# Set task
Print all of the lines exactly. Any picture among them stays out.

# Data shown
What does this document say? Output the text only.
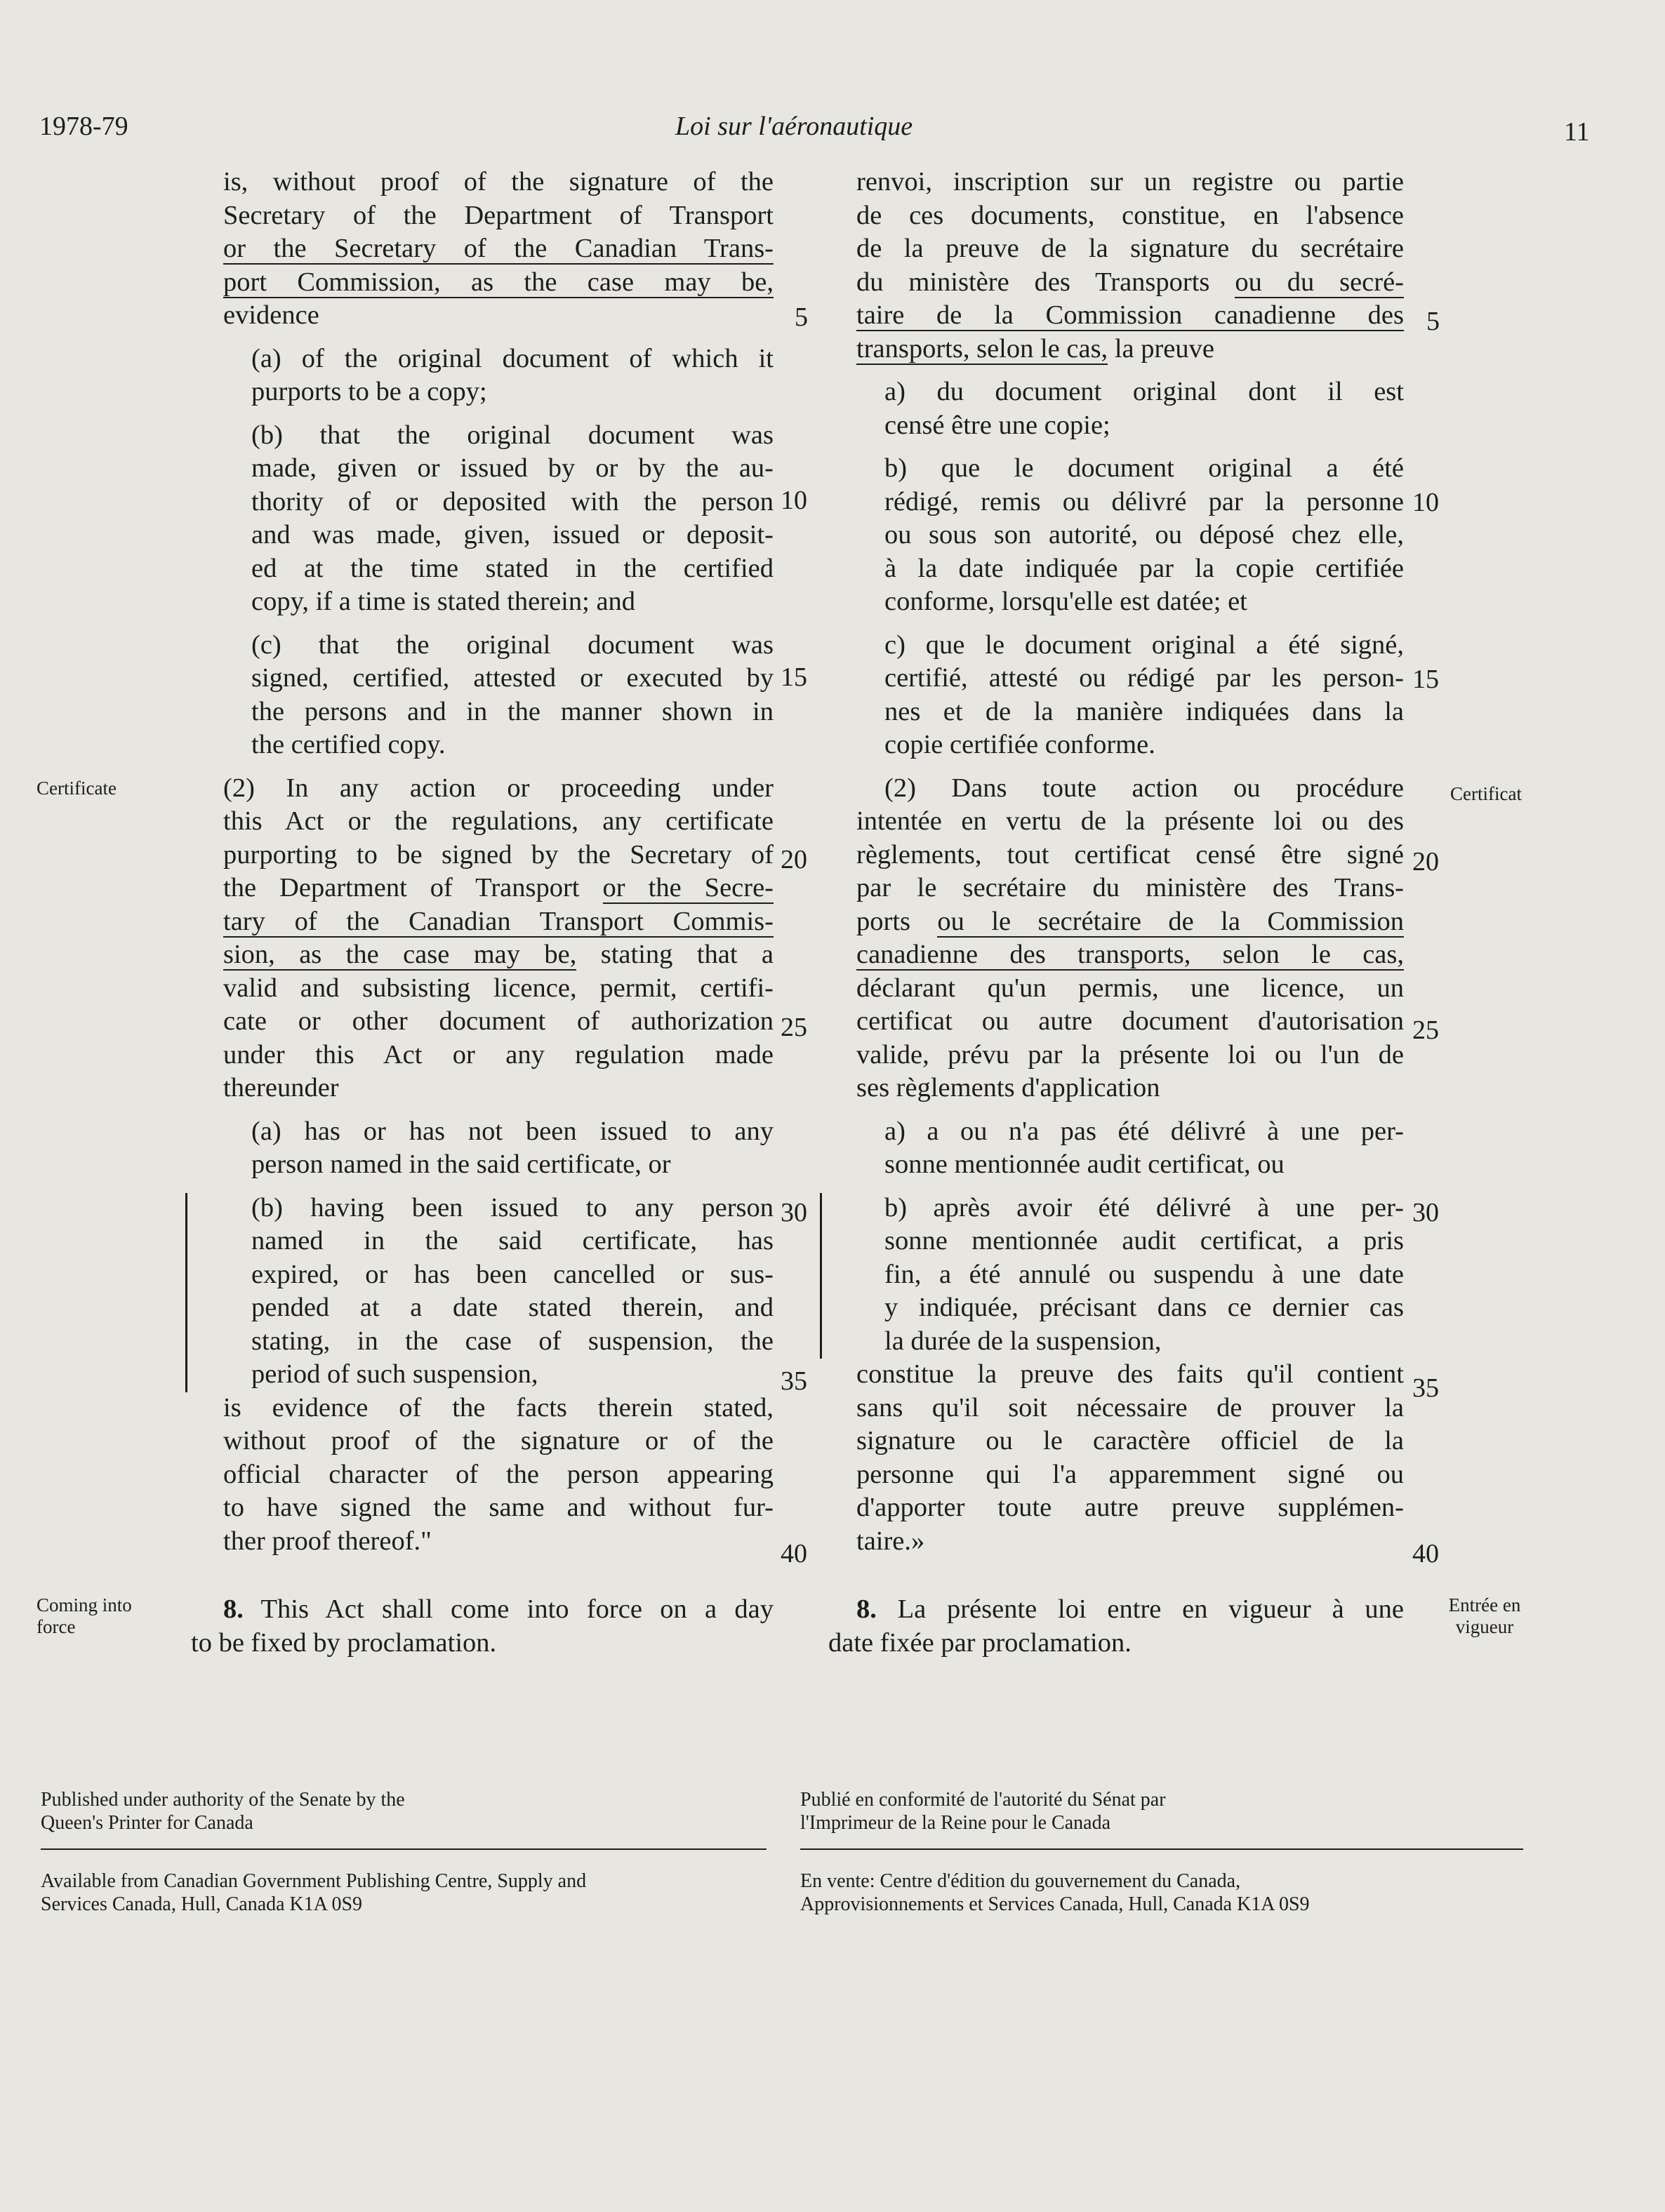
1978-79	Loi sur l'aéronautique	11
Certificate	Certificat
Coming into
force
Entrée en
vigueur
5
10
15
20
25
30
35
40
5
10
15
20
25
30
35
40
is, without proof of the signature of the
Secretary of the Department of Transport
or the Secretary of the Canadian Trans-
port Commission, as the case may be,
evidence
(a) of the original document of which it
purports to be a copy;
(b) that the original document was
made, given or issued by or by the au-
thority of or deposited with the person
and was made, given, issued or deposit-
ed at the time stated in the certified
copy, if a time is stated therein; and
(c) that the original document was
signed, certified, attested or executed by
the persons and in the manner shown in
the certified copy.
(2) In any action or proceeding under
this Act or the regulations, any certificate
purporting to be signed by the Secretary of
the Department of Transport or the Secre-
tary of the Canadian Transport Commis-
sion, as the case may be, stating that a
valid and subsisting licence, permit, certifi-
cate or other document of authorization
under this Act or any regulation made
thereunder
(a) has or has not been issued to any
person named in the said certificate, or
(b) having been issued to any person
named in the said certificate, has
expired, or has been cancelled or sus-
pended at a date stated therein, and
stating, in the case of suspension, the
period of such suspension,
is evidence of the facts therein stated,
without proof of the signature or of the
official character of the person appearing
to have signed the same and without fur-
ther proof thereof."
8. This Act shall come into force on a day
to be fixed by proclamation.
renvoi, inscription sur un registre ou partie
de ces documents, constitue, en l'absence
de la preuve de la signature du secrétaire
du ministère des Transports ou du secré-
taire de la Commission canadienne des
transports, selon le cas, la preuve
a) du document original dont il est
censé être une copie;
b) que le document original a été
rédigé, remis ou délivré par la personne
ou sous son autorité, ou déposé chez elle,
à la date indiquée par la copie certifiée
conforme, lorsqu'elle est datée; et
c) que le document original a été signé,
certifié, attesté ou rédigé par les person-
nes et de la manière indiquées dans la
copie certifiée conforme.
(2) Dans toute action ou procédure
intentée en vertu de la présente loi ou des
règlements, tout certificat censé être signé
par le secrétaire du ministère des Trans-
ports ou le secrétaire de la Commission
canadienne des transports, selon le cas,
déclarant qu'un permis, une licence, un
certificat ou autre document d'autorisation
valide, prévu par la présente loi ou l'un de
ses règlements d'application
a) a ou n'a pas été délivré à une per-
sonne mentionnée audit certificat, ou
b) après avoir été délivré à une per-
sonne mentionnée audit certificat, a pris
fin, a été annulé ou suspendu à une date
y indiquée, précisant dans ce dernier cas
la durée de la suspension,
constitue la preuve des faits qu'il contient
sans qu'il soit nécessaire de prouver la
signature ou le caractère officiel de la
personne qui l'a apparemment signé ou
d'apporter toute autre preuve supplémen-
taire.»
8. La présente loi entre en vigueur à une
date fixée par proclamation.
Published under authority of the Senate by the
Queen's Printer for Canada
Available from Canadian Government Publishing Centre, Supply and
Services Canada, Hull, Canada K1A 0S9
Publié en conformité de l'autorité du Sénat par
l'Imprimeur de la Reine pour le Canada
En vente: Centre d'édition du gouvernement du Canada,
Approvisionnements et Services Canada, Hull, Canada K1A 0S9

# Answer to this exercise
What does this document say? Output the text only.
1978-79	Loi sur l'aéronautique	11
Certificate	Certificat
Coming into
force
Entrée en
vigueur
5
10
15
20
25
30
35
40
5
10
15
20
25
30
35
40
is, without proof of the signature of the
Secretary of the Department of Transport
or the Secretary of the Canadian Trans-
port Commission, as the case may be,
evidence
(a) of the original document of which it
purports to be a copy;
(b) that the original document was
made, given or issued by or by the au-
thority of or deposited with the person
and was made, given, issued or deposit-
ed at the time stated in the certified
copy, if a time is stated therein; and
(c) that the original document was
signed, certified, attested or executed by
the persons and in the manner shown in
the certified copy.
(2) In any action or proceeding under
this Act or the regulations, any certificate
purporting to be signed by the Secretary of
the Department of Transport or the Secre-
tary of the Canadian Transport Commis-
sion, as the case may be, stating that a
valid and subsisting licence, permit, certifi-
cate or other document of authorization
under this Act or any regulation made
thereunder
(a) has or has not been issued to any
person named in the said certificate, or
(b) having been issued to any person
named in the said certificate, has
expired, or has been cancelled or sus-
pended at a date stated therein, and
stating, in the case of suspension, the
period of such suspension,
is evidence of the facts therein stated,
without proof of the signature or of the
official character of the person appearing
to have signed the same and without fur-
ther proof thereof."
8. This Act shall come into force on a day
to be fixed by proclamation.
renvoi, inscription sur un registre ou partie
de ces documents, constitue, en l'absence
de la preuve de la signature du secrétaire
du ministère des Transports ou du secré-
taire de la Commission canadienne des
transports, selon le cas, la preuve
a) du document original dont il est
censé être une copie;
b) que le document original a été
rédigé, remis ou délivré par la personne
ou sous son autorité, ou déposé chez elle,
à la date indiquée par la copie certifiée
conforme, lorsqu'elle est datée; et
c) que le document original a été signé,
certifié, attesté ou rédigé par les person-
nes et de la manière indiquées dans la
copie certifiée conforme.
(2) Dans toute action ou procédure
intentée en vertu de la présente loi ou des
règlements, tout certificat censé être signé
par le secrétaire du ministère des Trans-
ports ou le secrétaire de la Commission
canadienne des transports, selon le cas,
déclarant qu'un permis, une licence, un
certificat ou autre document d'autorisation
valide, prévu par la présente loi ou l'un de
ses règlements d'application
a) a ou n'a pas été délivré à une per-
sonne mentionnée audit certificat, ou
b) après avoir été délivré à une per-
sonne mentionnée audit certificat, a pris
fin, a été annulé ou suspendu à une date
y indiquée, précisant dans ce dernier cas
la durée de la suspension,
constitue la preuve des faits qu'il contient
sans qu'il soit nécessaire de prouver la
signature ou le caractère officiel de la
personne qui l'a apparemment signé ou
d'apporter toute autre preuve supplémen-
taire.»
8. La présente loi entre en vigueur à une
date fixée par proclamation.
Published under authority of the Senate by the
Queen's Printer for Canada
Available from Canadian Government Publishing Centre, Supply and
Services Canada, Hull, Canada K1A 0S9
Publié en conformité de l'autorité du Sénat par
l'Imprimeur de la Reine pour le Canada
En vente: Centre d'édition du gouvernement du Canada,
Approvisionnements et Services Canada, Hull, Canada K1A 0S9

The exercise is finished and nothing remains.